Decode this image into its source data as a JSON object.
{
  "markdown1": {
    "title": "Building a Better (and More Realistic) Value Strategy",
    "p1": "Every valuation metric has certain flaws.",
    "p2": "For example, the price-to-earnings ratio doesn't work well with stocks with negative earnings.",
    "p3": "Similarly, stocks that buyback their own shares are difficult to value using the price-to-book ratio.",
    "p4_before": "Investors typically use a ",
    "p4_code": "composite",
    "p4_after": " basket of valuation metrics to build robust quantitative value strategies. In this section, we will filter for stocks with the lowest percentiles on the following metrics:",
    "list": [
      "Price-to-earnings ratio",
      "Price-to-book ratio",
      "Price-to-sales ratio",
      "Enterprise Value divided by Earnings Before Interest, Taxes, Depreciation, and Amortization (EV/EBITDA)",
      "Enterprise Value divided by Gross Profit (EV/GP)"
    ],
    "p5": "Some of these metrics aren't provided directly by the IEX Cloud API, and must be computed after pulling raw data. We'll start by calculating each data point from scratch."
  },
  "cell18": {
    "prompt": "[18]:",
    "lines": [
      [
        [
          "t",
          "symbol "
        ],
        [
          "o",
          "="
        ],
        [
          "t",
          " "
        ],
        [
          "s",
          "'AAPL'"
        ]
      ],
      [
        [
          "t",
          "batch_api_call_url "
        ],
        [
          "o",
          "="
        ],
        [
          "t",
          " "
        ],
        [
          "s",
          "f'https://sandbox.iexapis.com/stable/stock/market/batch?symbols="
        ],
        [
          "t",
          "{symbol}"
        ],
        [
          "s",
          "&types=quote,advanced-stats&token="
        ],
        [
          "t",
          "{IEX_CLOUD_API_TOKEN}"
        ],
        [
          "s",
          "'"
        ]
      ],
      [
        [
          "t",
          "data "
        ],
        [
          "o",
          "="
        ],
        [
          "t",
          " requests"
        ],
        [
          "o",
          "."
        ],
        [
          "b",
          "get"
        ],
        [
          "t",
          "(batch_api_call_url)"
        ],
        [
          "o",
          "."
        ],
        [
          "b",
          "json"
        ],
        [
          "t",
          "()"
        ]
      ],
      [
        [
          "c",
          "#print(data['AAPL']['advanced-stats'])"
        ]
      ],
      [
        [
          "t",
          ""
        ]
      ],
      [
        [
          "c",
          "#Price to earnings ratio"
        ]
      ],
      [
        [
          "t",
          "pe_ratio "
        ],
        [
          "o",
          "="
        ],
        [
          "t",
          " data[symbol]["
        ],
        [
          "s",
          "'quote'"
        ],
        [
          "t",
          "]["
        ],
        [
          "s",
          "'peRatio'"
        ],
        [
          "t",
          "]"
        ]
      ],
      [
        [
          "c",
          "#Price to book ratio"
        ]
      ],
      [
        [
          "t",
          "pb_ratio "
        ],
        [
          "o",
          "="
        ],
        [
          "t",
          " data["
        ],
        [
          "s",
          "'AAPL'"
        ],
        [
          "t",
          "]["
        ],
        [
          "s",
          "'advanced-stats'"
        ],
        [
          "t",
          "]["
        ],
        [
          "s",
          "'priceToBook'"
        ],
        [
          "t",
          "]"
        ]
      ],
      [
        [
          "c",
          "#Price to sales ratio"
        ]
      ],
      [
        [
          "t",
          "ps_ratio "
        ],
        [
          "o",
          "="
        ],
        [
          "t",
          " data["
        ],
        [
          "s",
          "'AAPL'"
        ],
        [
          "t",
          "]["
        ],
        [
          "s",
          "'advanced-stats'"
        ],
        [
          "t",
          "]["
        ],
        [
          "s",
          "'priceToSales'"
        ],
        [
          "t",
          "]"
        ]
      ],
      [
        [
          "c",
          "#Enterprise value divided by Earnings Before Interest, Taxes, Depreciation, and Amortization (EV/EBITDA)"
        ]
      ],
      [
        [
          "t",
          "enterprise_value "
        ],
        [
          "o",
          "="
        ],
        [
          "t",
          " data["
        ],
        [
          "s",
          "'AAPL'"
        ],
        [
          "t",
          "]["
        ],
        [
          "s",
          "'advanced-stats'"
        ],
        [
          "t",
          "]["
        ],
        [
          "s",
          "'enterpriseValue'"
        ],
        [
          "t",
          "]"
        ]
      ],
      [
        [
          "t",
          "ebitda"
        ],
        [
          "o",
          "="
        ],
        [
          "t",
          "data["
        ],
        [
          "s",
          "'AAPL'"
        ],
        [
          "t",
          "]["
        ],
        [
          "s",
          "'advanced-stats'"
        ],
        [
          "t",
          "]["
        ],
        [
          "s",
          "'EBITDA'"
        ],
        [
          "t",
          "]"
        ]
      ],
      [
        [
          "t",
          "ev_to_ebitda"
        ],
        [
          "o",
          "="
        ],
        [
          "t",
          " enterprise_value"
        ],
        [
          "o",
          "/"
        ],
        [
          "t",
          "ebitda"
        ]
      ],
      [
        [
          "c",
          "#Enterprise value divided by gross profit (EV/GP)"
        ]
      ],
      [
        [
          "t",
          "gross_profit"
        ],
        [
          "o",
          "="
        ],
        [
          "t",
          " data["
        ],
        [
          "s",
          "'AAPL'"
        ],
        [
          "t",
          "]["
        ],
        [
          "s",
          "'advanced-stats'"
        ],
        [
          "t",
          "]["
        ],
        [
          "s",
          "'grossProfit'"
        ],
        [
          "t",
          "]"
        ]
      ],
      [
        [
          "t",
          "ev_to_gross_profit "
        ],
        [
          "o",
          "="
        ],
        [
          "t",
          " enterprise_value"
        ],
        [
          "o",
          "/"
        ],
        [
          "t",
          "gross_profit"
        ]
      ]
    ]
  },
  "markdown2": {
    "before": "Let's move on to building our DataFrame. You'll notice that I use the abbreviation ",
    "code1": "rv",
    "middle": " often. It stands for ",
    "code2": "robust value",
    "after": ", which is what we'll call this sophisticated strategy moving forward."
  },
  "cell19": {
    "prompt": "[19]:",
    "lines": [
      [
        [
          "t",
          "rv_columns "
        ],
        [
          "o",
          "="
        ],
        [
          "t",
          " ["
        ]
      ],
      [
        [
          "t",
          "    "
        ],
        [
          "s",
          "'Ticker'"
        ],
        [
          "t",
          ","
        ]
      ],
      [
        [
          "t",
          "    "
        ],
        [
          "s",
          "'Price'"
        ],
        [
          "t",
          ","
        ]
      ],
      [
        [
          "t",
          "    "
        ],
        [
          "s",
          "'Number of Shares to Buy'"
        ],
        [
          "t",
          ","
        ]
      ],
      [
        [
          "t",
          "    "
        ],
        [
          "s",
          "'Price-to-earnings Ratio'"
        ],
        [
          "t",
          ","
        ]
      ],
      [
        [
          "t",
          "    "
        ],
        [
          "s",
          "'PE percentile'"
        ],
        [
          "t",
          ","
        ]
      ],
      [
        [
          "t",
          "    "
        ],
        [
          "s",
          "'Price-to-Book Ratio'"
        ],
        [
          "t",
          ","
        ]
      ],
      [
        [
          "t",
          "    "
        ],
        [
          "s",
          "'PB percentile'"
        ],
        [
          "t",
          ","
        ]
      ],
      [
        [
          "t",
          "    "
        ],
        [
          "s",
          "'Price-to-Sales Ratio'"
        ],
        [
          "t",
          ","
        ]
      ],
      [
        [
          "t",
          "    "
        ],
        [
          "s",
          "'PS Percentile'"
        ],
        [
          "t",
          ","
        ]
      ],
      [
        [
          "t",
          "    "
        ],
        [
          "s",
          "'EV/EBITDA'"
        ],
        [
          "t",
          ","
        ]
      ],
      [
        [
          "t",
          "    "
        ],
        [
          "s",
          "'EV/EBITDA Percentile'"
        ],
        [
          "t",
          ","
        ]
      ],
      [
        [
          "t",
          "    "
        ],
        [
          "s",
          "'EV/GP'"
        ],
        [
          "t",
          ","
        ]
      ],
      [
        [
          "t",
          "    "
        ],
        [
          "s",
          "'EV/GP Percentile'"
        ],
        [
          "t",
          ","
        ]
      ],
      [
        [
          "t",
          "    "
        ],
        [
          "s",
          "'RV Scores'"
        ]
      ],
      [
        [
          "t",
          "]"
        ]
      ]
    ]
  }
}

Problem ::
Using the records above, copy every line that has the word "Depreciation" in it.

Completed task ::
      "Enterprise Value divided by Earnings Before Interest, Taxes, Depreciation, and Amortization (EV/EBITDA)",
          "#Enterprise value divided by Earnings Before Interest, Taxes, Depreciation, and Amortization (EV/EBITDA)"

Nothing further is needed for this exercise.